*The problem*.
Format everything from the start of the rows down to the line containing "sym-orgasm-label: Stimulation de", both included, as a JSON list of strings with one string per line and no blank lines.

>> START Data excerpts

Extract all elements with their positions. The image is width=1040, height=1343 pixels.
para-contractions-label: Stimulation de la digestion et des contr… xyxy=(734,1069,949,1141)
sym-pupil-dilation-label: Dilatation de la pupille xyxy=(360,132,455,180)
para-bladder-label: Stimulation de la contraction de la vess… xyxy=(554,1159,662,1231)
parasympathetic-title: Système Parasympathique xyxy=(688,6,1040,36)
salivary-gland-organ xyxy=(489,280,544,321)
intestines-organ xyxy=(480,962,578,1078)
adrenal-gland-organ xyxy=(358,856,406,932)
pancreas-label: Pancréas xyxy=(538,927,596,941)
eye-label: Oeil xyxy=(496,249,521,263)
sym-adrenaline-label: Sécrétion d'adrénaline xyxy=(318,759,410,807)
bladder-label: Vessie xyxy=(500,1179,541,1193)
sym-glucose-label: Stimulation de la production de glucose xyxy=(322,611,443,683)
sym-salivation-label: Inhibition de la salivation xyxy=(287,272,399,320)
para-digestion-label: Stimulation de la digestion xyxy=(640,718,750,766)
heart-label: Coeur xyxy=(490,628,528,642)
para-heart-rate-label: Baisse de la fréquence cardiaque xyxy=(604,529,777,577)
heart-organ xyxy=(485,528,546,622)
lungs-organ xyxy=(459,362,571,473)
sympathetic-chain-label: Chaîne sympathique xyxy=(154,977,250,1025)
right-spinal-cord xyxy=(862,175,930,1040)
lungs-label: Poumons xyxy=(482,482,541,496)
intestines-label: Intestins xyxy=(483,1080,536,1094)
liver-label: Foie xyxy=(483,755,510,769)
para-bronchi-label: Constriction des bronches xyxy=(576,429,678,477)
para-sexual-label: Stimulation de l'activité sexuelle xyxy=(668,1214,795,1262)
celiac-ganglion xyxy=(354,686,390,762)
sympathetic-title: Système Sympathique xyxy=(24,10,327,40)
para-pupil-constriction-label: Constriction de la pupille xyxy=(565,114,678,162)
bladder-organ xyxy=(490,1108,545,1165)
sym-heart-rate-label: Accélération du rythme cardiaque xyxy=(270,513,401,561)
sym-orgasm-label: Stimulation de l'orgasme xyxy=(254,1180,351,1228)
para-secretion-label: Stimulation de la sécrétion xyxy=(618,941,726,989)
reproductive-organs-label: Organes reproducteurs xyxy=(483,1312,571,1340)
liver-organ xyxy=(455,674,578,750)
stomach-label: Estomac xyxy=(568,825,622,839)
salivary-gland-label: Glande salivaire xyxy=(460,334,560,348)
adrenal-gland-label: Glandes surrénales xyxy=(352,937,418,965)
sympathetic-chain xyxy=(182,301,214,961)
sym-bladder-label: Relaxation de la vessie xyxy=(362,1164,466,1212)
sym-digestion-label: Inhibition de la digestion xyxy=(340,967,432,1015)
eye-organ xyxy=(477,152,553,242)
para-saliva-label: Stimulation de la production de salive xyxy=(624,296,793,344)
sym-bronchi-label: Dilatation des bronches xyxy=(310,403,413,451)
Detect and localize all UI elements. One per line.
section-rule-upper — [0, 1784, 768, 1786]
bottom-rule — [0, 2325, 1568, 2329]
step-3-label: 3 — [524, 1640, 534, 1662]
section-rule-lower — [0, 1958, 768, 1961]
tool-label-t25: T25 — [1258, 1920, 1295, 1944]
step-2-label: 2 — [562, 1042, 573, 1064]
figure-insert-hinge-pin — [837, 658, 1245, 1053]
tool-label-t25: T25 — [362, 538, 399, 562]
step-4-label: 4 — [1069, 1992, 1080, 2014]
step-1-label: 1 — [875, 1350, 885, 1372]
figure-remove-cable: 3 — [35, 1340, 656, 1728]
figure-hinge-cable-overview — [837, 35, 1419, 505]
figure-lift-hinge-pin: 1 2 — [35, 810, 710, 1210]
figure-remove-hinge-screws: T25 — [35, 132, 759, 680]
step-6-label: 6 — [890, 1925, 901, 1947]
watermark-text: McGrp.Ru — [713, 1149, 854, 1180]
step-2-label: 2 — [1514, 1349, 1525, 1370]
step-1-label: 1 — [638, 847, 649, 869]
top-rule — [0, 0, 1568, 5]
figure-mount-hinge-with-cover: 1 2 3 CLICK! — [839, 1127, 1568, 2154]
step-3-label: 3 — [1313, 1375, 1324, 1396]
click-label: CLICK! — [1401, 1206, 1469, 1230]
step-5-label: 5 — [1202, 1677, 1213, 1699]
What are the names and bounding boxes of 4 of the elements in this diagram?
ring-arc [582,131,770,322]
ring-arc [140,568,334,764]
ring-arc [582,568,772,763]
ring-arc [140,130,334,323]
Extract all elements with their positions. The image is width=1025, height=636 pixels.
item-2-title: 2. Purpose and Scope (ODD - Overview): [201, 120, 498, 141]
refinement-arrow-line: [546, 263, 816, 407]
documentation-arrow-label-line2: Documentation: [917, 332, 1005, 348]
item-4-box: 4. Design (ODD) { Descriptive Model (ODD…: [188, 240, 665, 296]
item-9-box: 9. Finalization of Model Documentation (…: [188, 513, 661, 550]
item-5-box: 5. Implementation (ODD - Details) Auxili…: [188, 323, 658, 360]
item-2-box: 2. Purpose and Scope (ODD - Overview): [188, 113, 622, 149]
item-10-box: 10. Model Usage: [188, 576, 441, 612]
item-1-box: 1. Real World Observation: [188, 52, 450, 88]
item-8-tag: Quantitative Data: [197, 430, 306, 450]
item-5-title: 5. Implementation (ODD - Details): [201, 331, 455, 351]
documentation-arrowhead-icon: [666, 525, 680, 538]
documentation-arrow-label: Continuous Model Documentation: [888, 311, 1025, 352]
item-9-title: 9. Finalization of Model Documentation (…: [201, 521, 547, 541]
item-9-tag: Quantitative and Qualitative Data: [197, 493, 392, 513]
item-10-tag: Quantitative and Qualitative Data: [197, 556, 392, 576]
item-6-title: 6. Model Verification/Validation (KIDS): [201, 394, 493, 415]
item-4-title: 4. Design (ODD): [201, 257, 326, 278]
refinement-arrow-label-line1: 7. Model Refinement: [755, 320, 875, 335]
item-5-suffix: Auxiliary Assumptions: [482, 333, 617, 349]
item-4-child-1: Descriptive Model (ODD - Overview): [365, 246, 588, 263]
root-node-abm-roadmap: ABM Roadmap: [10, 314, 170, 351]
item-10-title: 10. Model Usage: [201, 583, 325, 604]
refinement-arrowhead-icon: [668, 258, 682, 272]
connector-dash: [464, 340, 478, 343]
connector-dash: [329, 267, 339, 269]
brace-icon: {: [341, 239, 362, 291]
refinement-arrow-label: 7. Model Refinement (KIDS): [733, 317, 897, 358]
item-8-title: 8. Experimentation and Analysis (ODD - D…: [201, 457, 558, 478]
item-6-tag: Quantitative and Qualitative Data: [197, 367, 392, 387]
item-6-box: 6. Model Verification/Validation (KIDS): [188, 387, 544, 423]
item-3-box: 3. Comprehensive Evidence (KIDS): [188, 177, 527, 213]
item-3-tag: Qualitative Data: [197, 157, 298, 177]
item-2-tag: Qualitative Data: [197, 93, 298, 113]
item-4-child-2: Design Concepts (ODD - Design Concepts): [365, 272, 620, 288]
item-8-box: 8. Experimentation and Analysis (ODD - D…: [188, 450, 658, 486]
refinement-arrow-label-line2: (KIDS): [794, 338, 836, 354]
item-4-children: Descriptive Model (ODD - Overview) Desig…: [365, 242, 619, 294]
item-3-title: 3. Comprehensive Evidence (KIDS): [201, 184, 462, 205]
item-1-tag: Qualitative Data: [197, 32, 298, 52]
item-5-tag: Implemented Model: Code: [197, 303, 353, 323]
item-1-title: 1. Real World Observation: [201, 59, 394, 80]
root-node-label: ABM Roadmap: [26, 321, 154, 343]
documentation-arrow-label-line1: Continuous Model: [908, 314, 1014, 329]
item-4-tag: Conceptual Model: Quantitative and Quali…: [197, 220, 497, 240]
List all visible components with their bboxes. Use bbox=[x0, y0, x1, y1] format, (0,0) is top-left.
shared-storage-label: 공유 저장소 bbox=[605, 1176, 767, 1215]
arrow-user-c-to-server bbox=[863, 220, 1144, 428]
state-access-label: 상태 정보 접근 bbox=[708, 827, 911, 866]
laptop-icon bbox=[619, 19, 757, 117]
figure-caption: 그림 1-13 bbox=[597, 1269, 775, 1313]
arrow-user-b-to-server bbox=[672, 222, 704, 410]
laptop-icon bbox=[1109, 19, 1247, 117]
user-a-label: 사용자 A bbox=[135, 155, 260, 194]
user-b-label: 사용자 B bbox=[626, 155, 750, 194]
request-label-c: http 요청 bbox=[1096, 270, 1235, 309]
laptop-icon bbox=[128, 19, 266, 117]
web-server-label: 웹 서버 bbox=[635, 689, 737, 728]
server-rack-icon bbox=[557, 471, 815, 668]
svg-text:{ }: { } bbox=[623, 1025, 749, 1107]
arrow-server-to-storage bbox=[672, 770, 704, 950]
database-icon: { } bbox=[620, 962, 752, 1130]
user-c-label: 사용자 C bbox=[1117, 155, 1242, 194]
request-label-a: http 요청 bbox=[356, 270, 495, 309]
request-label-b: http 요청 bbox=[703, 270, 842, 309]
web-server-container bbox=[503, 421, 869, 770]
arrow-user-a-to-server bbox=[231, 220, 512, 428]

>> END Data excerpts

*Response*.
[
  "Extract all elements with their positions. The image is width=1040, height=1343 pixels.",
  "para-contractions-label: Stimulation de la digestion et des contr… xyxy=(734,1069,949,1141)",
  "sym-pupil-dilation-label: Dilatation de la pupille xyxy=(360,132,455,180)",
  "para-bladder-label: Stimulation de la contraction de la vess… xyxy=(554,1159,662,1231)",
  "parasympathetic-title: Système Parasympathique xyxy=(688,6,1040,36)",
  "salivary-gland-organ xyxy=(489,280,544,321)",
  "intestines-organ xyxy=(480,962,578,1078)",
  "adrenal-gland-organ xyxy=(358,856,406,932)",
  "pancreas-label: Pancréas xyxy=(538,927,596,941)",
  "eye-label: Oeil xyxy=(496,249,521,263)",
  "sym-adrenaline-label: Sécrétion d'adrénaline xyxy=(318,759,410,807)",
  "bladder-label: Vessie xyxy=(500,1179,541,1193)",
  "sym-glucose-label: Stimulation de la production de glucose xyxy=(322,611,443,683)",
  "sym-salivation-label: Inhibition de la salivation xyxy=(287,272,399,320)",
  "para-digestion-label: Stimulation de la digestion xyxy=(640,718,750,766)",
  "heart-label: Coeur xyxy=(490,628,528,642)",
  "para-heart-rate-label: Baisse de la fréquence cardiaque xyxy=(604,529,777,577)",
  "heart-organ xyxy=(485,528,546,622)",
  "lungs-organ xyxy=(459,362,571,473)",
  "sympathetic-chain-label: Chaîne sympathique xyxy=(154,977,250,1025)",
  "right-spinal-cord xyxy=(862,175,930,1040)",
  "lungs-label: Poumons xyxy=(482,482,541,496)",
  "intestines-label: Intestins xyxy=(483,1080,536,1094)",
  "liver-label: Foie xyxy=(483,755,510,769)",
  "para-bronchi-label: Constriction des bronches xyxy=(576,429,678,477)",
  "para-sexual-label: Stimulation de l'activité sexuelle xyxy=(668,1214,795,1262)",
  "celiac-ganglion xyxy=(354,686,390,762)",
  "sympathetic-title: Système Sympathique xyxy=(24,10,327,40)",
  "para-pupil-constriction-label: Constriction de la pupille xyxy=(565,114,678,162)",
  "bladder-organ xyxy=(490,1108,545,1165)",
  "sym-heart-rate-label: Accélération du rythme cardiaque xyxy=(270,513,401,561)",
  "sym-orgasm-label: Stimulation de l'orgasme xyxy=(254,1180,351,1228)"
]